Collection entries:
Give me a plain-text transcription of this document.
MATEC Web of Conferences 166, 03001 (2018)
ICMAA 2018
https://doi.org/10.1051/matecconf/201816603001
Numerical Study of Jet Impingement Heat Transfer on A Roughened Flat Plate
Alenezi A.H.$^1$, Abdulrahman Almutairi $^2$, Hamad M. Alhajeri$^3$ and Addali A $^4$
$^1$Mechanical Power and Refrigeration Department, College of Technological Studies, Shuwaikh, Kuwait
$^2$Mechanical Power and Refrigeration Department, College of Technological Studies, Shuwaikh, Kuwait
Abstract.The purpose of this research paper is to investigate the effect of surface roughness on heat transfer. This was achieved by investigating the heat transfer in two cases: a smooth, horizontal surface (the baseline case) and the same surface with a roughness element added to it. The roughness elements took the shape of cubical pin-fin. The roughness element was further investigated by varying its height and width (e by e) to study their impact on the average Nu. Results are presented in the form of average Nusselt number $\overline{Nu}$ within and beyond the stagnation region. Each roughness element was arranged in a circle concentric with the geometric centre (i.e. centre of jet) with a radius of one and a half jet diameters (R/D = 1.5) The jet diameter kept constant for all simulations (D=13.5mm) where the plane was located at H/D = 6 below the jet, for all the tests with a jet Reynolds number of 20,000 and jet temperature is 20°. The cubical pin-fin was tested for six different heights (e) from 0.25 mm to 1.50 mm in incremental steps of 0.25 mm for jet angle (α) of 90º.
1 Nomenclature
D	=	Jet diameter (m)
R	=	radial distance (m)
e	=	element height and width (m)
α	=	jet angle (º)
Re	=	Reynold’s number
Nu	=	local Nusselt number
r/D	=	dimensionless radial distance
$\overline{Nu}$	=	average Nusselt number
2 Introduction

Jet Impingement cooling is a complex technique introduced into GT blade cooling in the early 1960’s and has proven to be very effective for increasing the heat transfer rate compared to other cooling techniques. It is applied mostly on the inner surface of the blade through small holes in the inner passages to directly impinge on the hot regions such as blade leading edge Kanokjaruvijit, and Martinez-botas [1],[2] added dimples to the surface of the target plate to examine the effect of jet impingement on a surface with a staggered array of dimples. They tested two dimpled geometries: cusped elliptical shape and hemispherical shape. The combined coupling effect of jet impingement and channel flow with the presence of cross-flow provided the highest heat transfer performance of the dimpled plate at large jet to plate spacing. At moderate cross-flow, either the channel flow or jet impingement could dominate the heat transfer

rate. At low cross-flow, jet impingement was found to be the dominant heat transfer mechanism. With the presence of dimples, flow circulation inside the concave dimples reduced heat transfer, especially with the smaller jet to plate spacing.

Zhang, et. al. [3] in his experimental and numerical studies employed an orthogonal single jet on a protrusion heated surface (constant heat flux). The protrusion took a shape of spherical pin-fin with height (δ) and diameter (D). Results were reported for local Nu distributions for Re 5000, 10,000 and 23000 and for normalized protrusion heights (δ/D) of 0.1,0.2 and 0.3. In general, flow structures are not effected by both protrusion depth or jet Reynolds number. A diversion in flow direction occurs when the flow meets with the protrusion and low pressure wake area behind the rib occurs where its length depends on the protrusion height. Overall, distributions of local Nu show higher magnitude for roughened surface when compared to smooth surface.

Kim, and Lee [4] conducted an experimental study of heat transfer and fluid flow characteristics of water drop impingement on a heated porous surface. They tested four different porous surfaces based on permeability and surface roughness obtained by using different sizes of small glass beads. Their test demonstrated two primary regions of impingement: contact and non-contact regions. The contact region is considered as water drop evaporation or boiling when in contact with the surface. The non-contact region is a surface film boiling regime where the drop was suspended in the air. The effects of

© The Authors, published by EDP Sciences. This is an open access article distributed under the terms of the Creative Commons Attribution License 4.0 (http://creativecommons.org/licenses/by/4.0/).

Exercise details:
Go through the records. Copy each line where "Shuwaikh" appears.

Response:
$^1$Mechanical Power and Refrigeration Department, College of Technological Studies, Shuwaikh, Kuwait
$^2$Mechanical Power and Refrigeration Department, College of Technological Studies, Shuwaikh, Kuwait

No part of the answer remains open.